STATED GOAL: Find the lines below that contain the string "What". Copy each one.
■ ■ ■
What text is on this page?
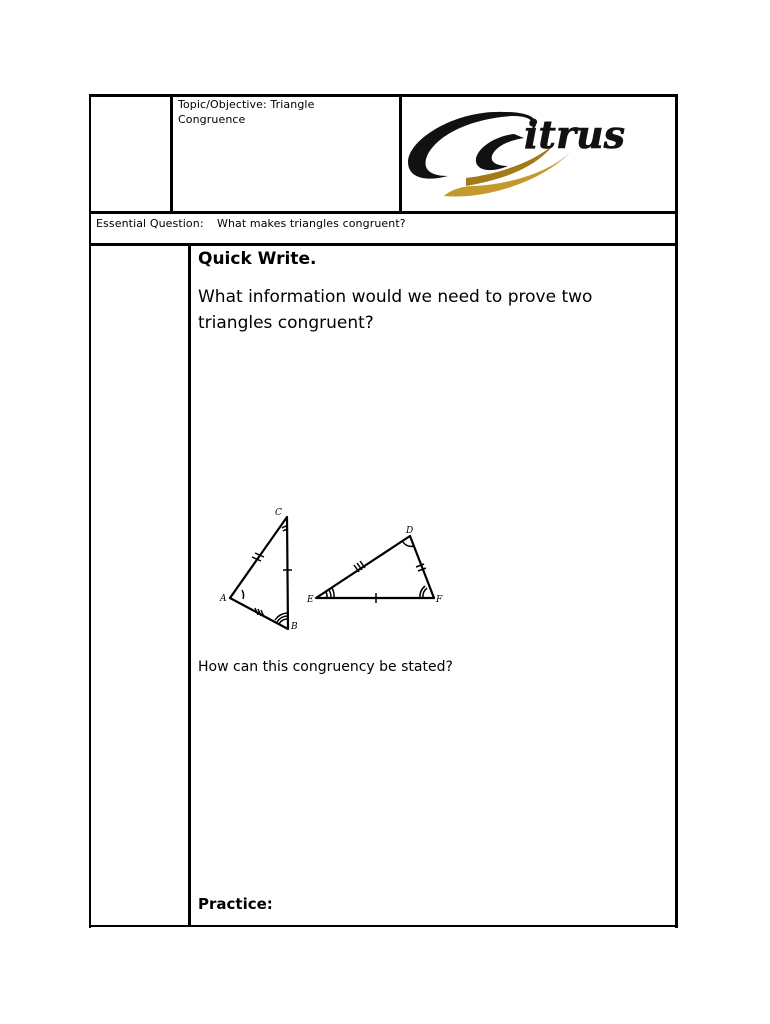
Topic/Objective: Triangle Congruence	itrus
Essential Question: What makes triangles congruent?
Quick Write.
What information would we need to prove two triangles congruent?
C
A
B
D
E	F
How can this congruency be stated?
Practice:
■ ■ ■
OUTPUT FOR THIS EXERCISE:
What text is on this page?
Essential Question: What makes triangles congruent?
What information would we need to prove two triangles congruent?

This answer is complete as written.